--- START ---

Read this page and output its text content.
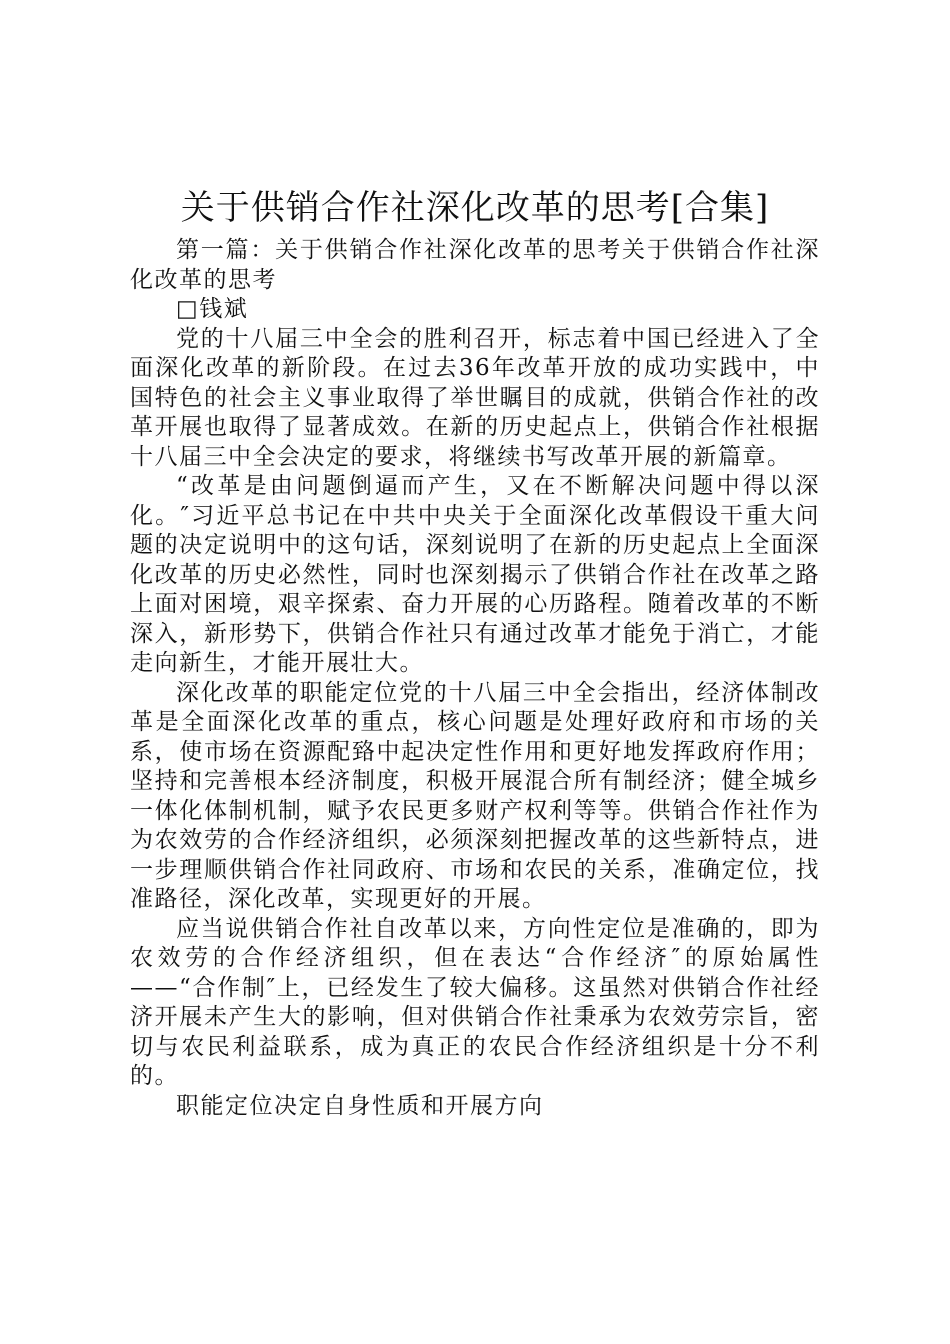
关于供销合作社深化改革的思考[合集]

第一篇：关于供销合作社深化改革的思考关于供销合作社深化改革的思考

□钱斌

党的十八届三中全会的胜利召开，标志着中国已经进入了全面深化改革的新阶段。在过去36年改革开放的成功实践中，中国特色的社会主义事业取得了举世瞩目的成就，供销合作社的改革开展也取得了显著成效。在新的历史起点上，供销合作社根据十八届三中全会决定的要求，将继续书写改革开展的新篇章。

“改革是由问题倒逼而产生，又在不断解决问题中得以深化。″习近平总书记在中共中央关于全面深化改革假设干重大问题的决定说明中的这句话，深刻说明了在新的历史起点上全面深化改革的历史必然性，同时也深刻揭示了供销合作社在改革之路上面对困境，艰辛探索、奋力开展的心历路程。随着改革的不断深入，新形势下，供销合作社只有通过改革才能免于消亡，才能走向新生，才能开展壮大。

深化改革的职能定位党的十八届三中全会指出，经济体制改革是全面深化改革的重点，核心问题是处理好政府和市场的关系，使市场在资源配臵中起决定性作用和更好地发挥政府作用；坚持和完善根本经济制度，积极开展混合所有制经济；健全城乡一体化体制机制，赋予农民更多财产权利等等。供销合作社作为为农效劳的合作经济组织，必须深刻把握改革的这些新特点，进一步理顺供销合作社同政府、市场和农民的关系，准确定位，找准路径，深化改革，实现更好的开展。

应当说供销合作社自改革以来，方向性定位是准确的，即为农效劳的合作经济组织，但在表达“合作经济″的原始属性——“合作制″上，已经发生了较大偏移。这虽然对供销合作社经济开展未产生大的影响，但对供销合作社秉承为农效劳宗旨，密切与农民利益联系，成为真正的农民合作经济组织是十分不利的。

职能定位决定自身性质和开展方向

--- END ---

→ Requirement: Images must not appear in the copy; reproduce everything else in the records verbatim.

→ Output of the task:
Read this page and output its text content.
关于供销合作社深化改革的思考[合集]

第一篇：关于供销合作社深化改革的思考关于供销合作社深化改革的思考

□钱斌

党的十八届三中全会的胜利召开，标志着中国已经进入了全面深化改革的新阶段。在过去36年改革开放的成功实践中，中国特色的社会主义事业取得了举世瞩目的成就，供销合作社的改革开展也取得了显著成效。在新的历史起点上，供销合作社根据十八届三中全会决定的要求，将继续书写改革开展的新篇章。

“改革是由问题倒逼而产生，又在不断解决问题中得以深化。″习近平总书记在中共中央关于全面深化改革假设干重大问题的决定说明中的这句话，深刻说明了在新的历史起点上全面深化改革的历史必然性，同时也深刻揭示了供销合作社在改革之路上面对困境，艰辛探索、奋力开展的心历路程。随着改革的不断深入，新形势下，供销合作社只有通过改革才能免于消亡，才能走向新生，才能开展壮大。

深化改革的职能定位党的十八届三中全会指出，经济体制改革是全面深化改革的重点，核心问题是处理好政府和市场的关系，使市场在资源配臵中起决定性作用和更好地发挥政府作用；坚持和完善根本经济制度，积极开展混合所有制经济；健全城乡一体化体制机制，赋予农民更多财产权利等等。供销合作社作为为农效劳的合作经济组织，必须深刻把握改革的这些新特点，进一步理顺供销合作社同政府、市场和农民的关系，准确定位，找准路径，深化改革，实现更好的开展。

应当说供销合作社自改革以来，方向性定位是准确的，即为农效劳的合作经济组织，但在表达“合作经济″的原始属性——“合作制″上，已经发生了较大偏移。这虽然对供销合作社经济开展未产生大的影响，但对供销合作社秉承为农效劳宗旨，密切与农民利益联系，成为真正的农民合作经济组织是十分不利的。

职能定位决定自身性质和开展方向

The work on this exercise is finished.